-- start of DATASET RECORDS --
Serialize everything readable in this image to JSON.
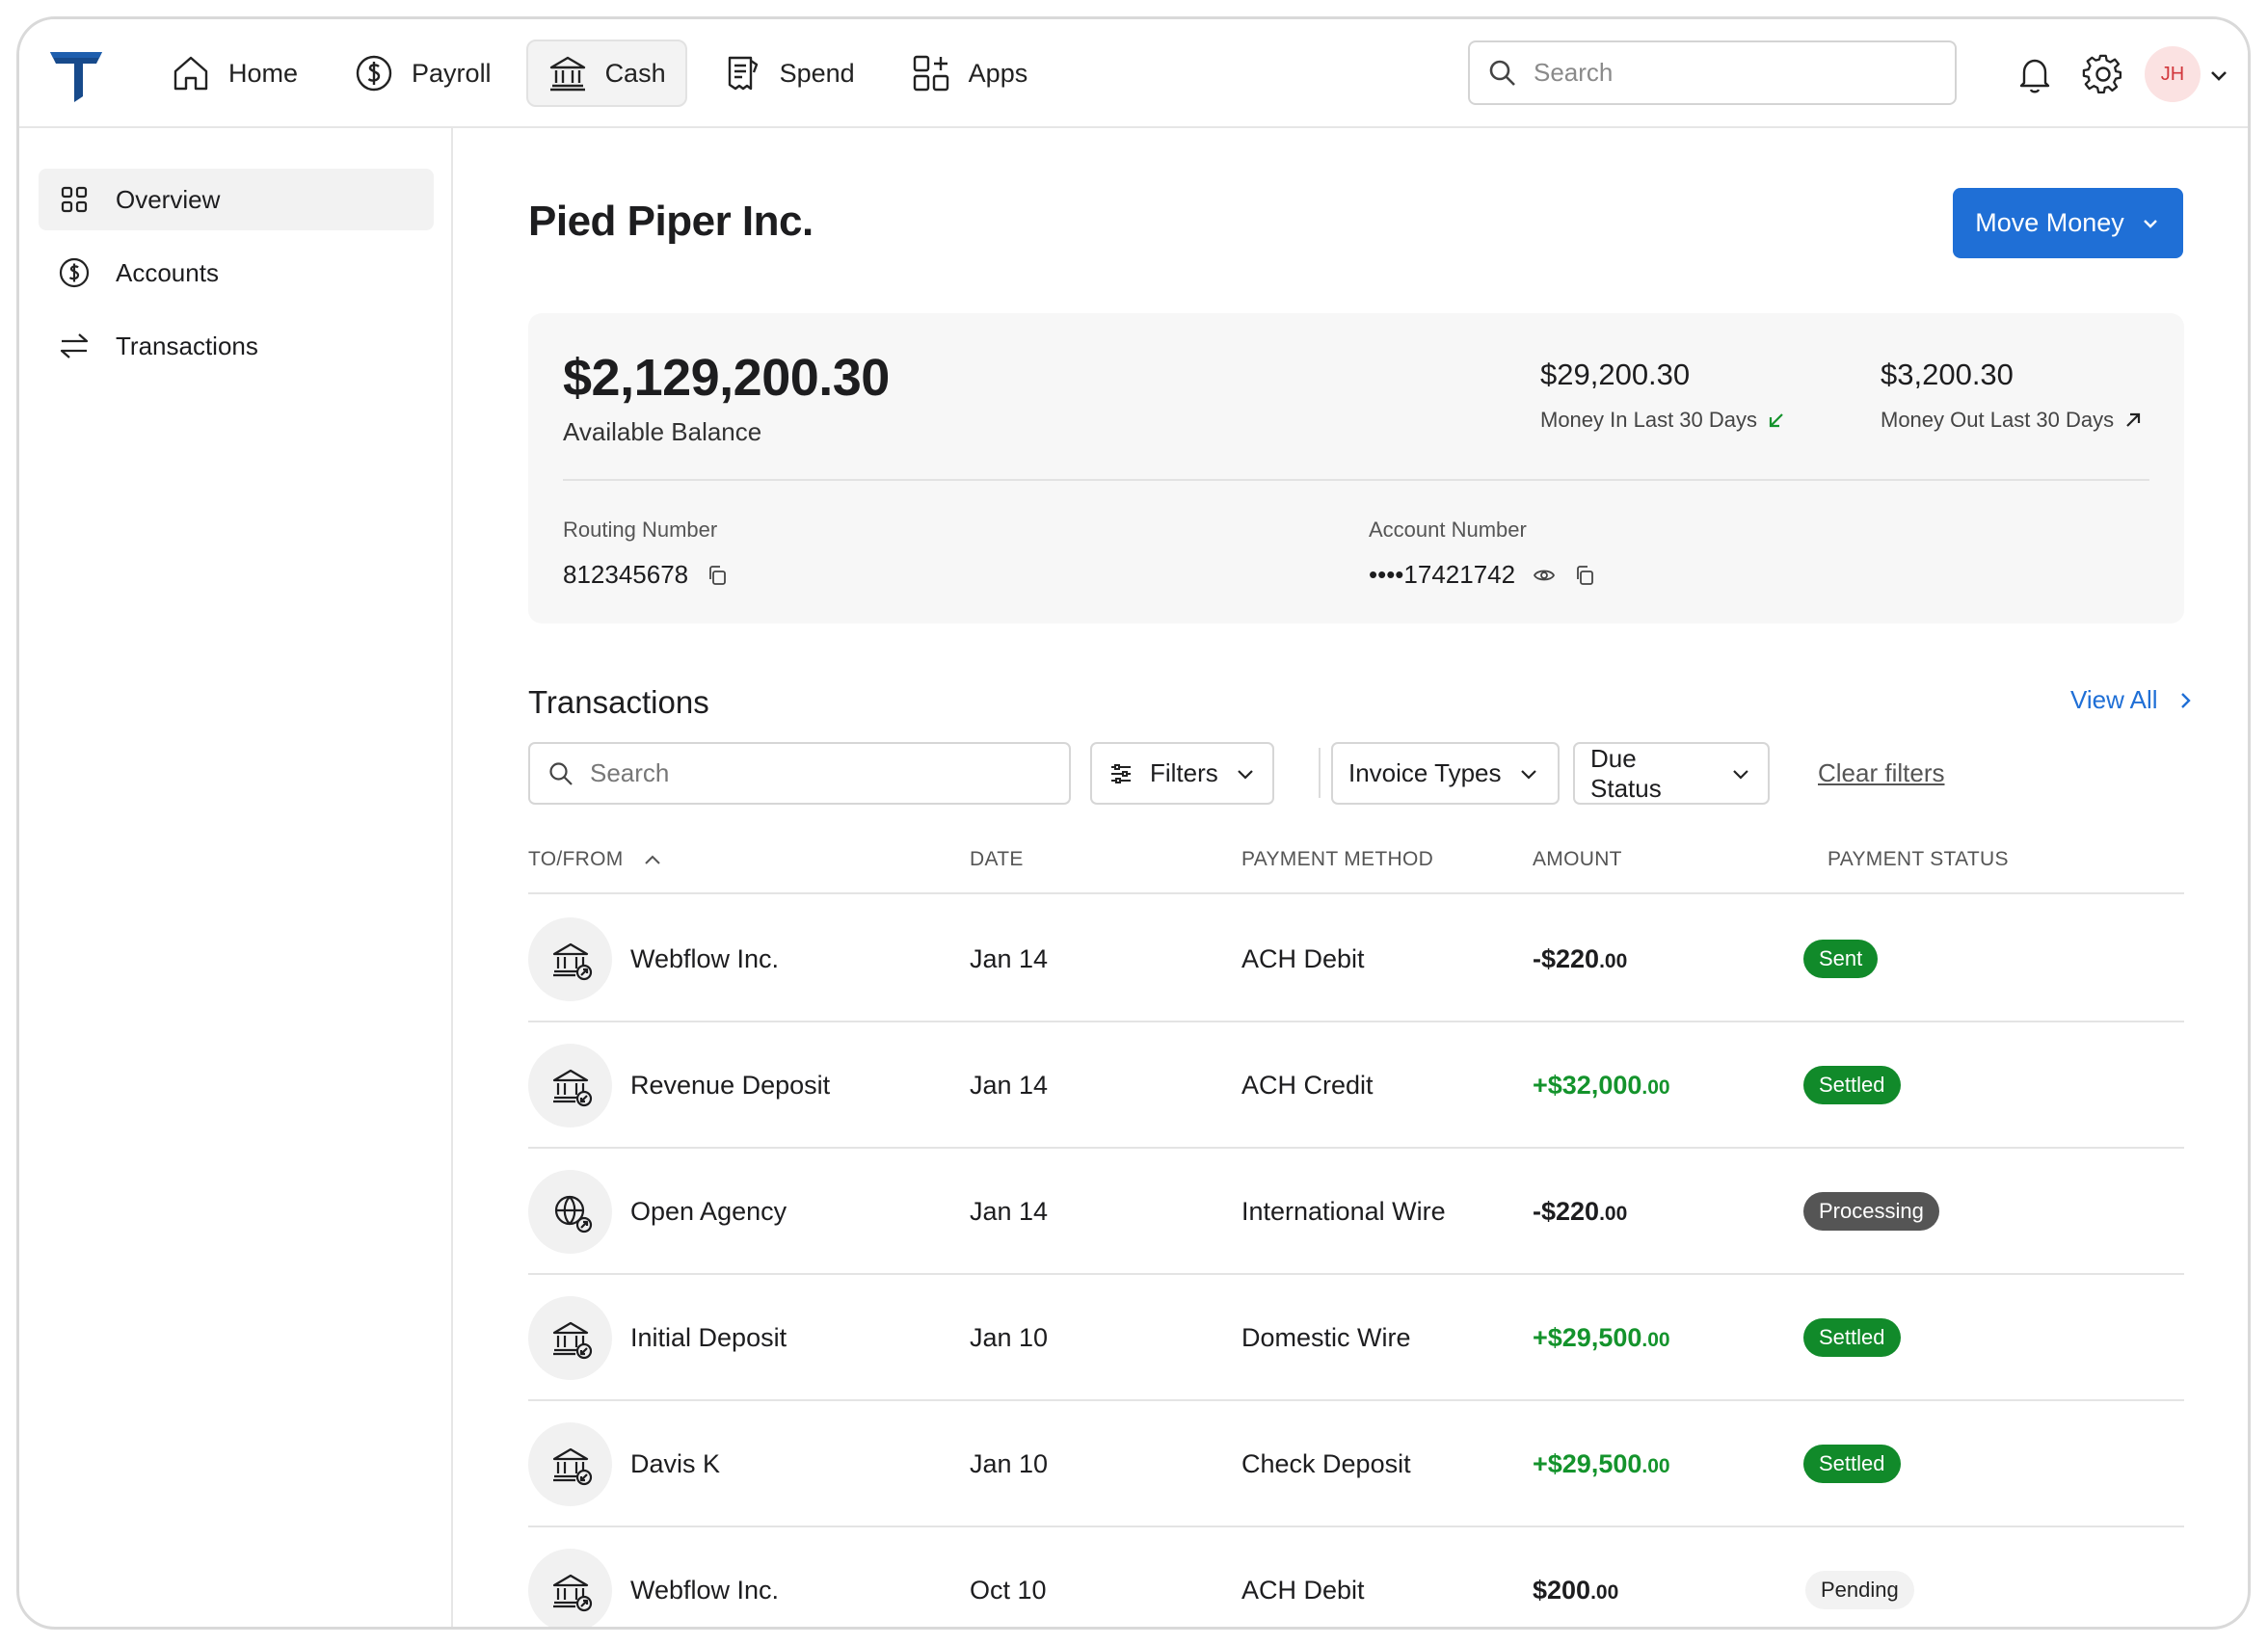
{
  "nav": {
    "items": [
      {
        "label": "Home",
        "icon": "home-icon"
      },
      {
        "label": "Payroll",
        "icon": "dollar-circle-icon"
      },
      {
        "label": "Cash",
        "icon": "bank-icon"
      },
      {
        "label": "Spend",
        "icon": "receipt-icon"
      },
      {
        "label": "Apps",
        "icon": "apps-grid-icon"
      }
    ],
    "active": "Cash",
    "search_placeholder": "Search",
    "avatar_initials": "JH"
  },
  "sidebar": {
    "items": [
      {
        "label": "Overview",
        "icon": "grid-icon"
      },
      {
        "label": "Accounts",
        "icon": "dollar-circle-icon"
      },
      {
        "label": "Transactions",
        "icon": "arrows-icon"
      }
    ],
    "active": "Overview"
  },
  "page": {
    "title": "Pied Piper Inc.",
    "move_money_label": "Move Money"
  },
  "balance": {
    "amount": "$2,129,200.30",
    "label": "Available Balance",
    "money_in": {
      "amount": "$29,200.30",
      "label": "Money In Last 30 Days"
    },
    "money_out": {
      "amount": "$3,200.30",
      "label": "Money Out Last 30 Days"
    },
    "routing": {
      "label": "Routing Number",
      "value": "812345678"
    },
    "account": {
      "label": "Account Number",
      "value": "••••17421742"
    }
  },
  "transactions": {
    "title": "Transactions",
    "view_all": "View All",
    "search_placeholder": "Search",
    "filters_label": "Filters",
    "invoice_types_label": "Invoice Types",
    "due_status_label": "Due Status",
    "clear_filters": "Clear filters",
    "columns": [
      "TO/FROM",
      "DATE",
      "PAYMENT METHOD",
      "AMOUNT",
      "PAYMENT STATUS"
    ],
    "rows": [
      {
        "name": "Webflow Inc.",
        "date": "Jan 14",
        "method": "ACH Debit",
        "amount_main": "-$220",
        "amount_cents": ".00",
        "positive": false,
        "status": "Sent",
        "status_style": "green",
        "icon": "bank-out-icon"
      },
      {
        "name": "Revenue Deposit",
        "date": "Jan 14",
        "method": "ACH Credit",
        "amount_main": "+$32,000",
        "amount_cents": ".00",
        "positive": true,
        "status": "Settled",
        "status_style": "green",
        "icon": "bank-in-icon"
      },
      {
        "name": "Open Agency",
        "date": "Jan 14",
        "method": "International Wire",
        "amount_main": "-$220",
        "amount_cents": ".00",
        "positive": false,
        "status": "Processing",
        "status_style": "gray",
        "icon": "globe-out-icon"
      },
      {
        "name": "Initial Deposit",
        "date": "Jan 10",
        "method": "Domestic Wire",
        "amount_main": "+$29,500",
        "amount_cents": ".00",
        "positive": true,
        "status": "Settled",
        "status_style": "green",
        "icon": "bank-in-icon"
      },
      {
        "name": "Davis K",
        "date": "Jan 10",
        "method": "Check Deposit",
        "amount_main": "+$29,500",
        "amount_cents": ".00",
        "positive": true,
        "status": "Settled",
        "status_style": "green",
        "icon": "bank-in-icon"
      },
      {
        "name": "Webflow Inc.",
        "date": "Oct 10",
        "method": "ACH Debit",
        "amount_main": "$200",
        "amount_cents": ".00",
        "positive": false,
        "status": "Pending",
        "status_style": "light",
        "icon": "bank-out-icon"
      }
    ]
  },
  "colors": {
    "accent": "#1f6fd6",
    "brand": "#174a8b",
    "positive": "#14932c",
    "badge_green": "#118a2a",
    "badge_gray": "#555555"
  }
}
-- end of DATASET RECORDS --
Look through the records and gather every line containing "Days".

#### [FULL SOLUTION]
      "label": "Money In Last 30 Days"
      "label": "Money Out Last 30 Days"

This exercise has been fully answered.